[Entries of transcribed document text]
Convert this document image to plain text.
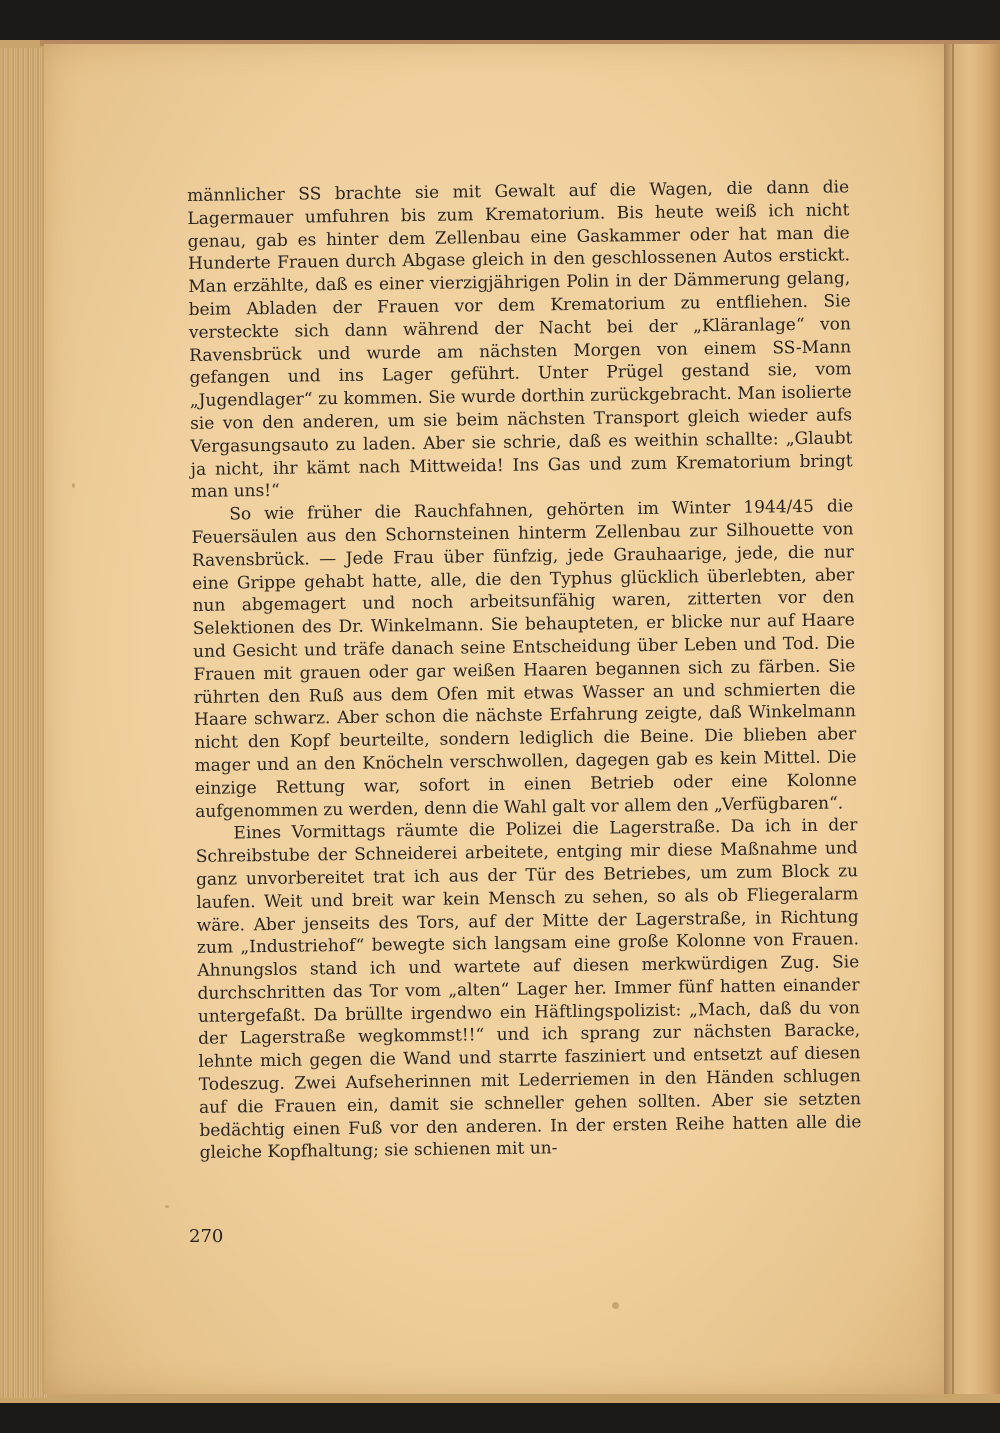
männlicher SS brachte sie mit Gewalt auf die Wagen, die dann die Lagermauer umfuhren bis zum Krematorium. Bis heute weiß ich nicht genau, gab es hinter dem Zellenbau eine Gaskammer oder hat man die Hunderte Frauen durch Abgase gleich in den geschlossenen Autos erstickt. Man erzählte, daß es einer vierzigjährigen Polin in der Dämmerung gelang, beim Abladen der Frauen vor dem Krematorium zu entfliehen. Sie versteckte sich dann während der Nacht bei der „Kläranlage“ von Ravensbrück und wurde am nächsten Morgen von einem SS-Mann gefangen und ins Lager geführt. Unter Prügel gestand sie, vom „Jugendlager“ zu kommen. Sie wurde dorthin zurückgebracht. Man isolierte sie von den anderen, um sie beim nächsten Transport gleich wieder aufs Vergasungsauto zu laden. Aber sie schrie, daß es weithin schallte: „Glaubt ja nicht, ihr kämt nach Mittweida! Ins Gas und zum Krematorium bringt man uns!“

So wie früher die Rauchfahnen, gehörten im Winter 1944/45 die Feuersäulen aus den Schornsteinen hinterm Zellenbau zur Silhouette von Ravensbrück. — Jede Frau über fünfzig, jede Grauhaarige, jede, die nur eine Grippe gehabt hatte, alle, die den Typhus glücklich überlebten, aber nun abgemagert und noch arbeitsunfähig waren, zitterten vor den Selektionen des Dr. Winkelmann. Sie behaupteten, er blicke nur auf Haare und Gesicht und träfe danach seine Entscheidung über Leben und Tod. Die Frauen mit grauen oder gar weißen Haaren begannen sich zu färben. Sie rührten den Ruß aus dem Ofen mit etwas Wasser an und schmierten die Haare schwarz. Aber schon die nächste Erfahrung zeigte, daß Winkelmann nicht den Kopf beurteilte, sondern lediglich die Beine. Die blieben aber mager und an den Knöcheln verschwollen, dagegen gab es kein Mittel. Die einzige Rettung war, sofort in einen Betrieb oder eine Kolonne aufgenommen zu werden, denn die Wahl galt vor allem den „Verfügbaren“.

Eines Vormittags räumte die Polizei die Lagerstraße. Da ich in der Schreibstube der Schneiderei arbeitete, entging mir diese Maßnahme und ganz unvorbereitet trat ich aus der Tür des Betriebes, um zum Block zu laufen. Weit und breit war kein Mensch zu sehen, so als ob Fliegeralarm wäre. Aber jenseits des Tors, auf der Mitte der Lagerstraße, in Richtung zum „Industriehof“ bewegte sich langsam eine große Kolonne von Frauen. Ahnungslos stand ich und wartete auf diesen merkwürdigen Zug. Sie durchschritten das Tor vom „alten“ Lager her. Immer fünf hatten einander untergefaßt. Da brüllte irgendwo ein Häftlingspolizist: „Mach, daß du von der Lagerstraße wegkommst!!“ und ich sprang zur nächsten Baracke, lehnte mich gegen die Wand und starrte fasziniert und entsetzt auf diesen Todeszug. Zwei Aufseherinnen mit Lederriemen in den Händen schlugen auf die Frauen ein, damit sie schneller gehen sollten. Aber sie setzten bedächtig einen Fuß vor den anderen. In der ersten Reihe hatten alle die gleiche Kopfhaltung; sie schienen mit un-

270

■ **TASK DETAILS**
Print the records above exactly as they stand, but leave out the pictures.

■ **EXERCISE OUTPUT**
Convert this document image to plain text.
männlicher SS brachte sie mit Gewalt auf die Wagen, die dann die Lagermauer umfuhren bis zum Krematorium. Bis heute weiß ich nicht genau, gab es hinter dem Zellenbau eine Gaskammer oder hat man die Hunderte Frauen durch Abgase gleich in den geschlossenen Autos erstickt. Man erzählte, daß es einer vierzigjährigen Polin in der Dämmerung gelang, beim Abladen der Frauen vor dem Krematorium zu entfliehen. Sie versteckte sich dann während der Nacht bei der „Kläranlage“ von Ravensbrück und wurde am nächsten Morgen von einem SS-Mann gefangen und ins Lager geführt. Unter Prügel gestand sie, vom „Jugendlager“ zu kommen. Sie wurde dorthin zurückgebracht. Man isolierte sie von den anderen, um sie beim nächsten Transport gleich wieder aufs Vergasungsauto zu laden. Aber sie schrie, daß es weithin schallte: „Glaubt ja nicht, ihr kämt nach Mittweida! Ins Gas und zum Krematorium bringt man uns!“

So wie früher die Rauchfahnen, gehörten im Winter 1944/45 die Feuersäulen aus den Schornsteinen hinterm Zellenbau zur Silhouette von Ravensbrück. — Jede Frau über fünfzig, jede Grauhaarige, jede, die nur eine Grippe gehabt hatte, alle, die den Typhus glücklich überlebten, aber nun abgemagert und noch arbeitsunfähig waren, zitterten vor den Selektionen des Dr. Winkelmann. Sie behaupteten, er blicke nur auf Haare und Gesicht und träfe danach seine Entscheidung über Leben und Tod. Die Frauen mit grauen oder gar weißen Haaren begannen sich zu färben. Sie rührten den Ruß aus dem Ofen mit etwas Wasser an und schmierten die Haare schwarz. Aber schon die nächste Erfahrung zeigte, daß Winkelmann nicht den Kopf beurteilte, sondern lediglich die Beine. Die blieben aber mager und an den Knöcheln verschwollen, dagegen gab es kein Mittel. Die einzige Rettung war, sofort in einen Betrieb oder eine Kolonne aufgenommen zu werden, denn die Wahl galt vor allem den „Verfügbaren“.

Eines Vormittags räumte die Polizei die Lagerstraße. Da ich in der Schreibstube der Schneiderei arbeitete, entging mir diese Maßnahme und ganz unvorbereitet trat ich aus der Tür des Betriebes, um zum Block zu laufen. Weit und breit war kein Mensch zu sehen, so als ob Fliegeralarm wäre. Aber jenseits des Tors, auf der Mitte der Lagerstraße, in Richtung zum „Industriehof“ bewegte sich langsam eine große Kolonne von Frauen. Ahnungslos stand ich und wartete auf diesen merkwürdigen Zug. Sie durchschritten das Tor vom „alten“ Lager her. Immer fünf hatten einander untergefaßt. Da brüllte irgendwo ein Häftlingspolizist: „Mach, daß du von der Lagerstraße wegkommst!!“ und ich sprang zur nächsten Baracke, lehnte mich gegen die Wand und starrte fasziniert und entsetzt auf diesen Todeszug. Zwei Aufseherinnen mit Lederriemen in den Händen schlugen auf die Frauen ein, damit sie schneller gehen sollten. Aber sie setzten bedächtig einen Fuß vor den anderen. In der ersten Reihe hatten alle die gleiche Kopfhaltung; sie schienen mit un-

270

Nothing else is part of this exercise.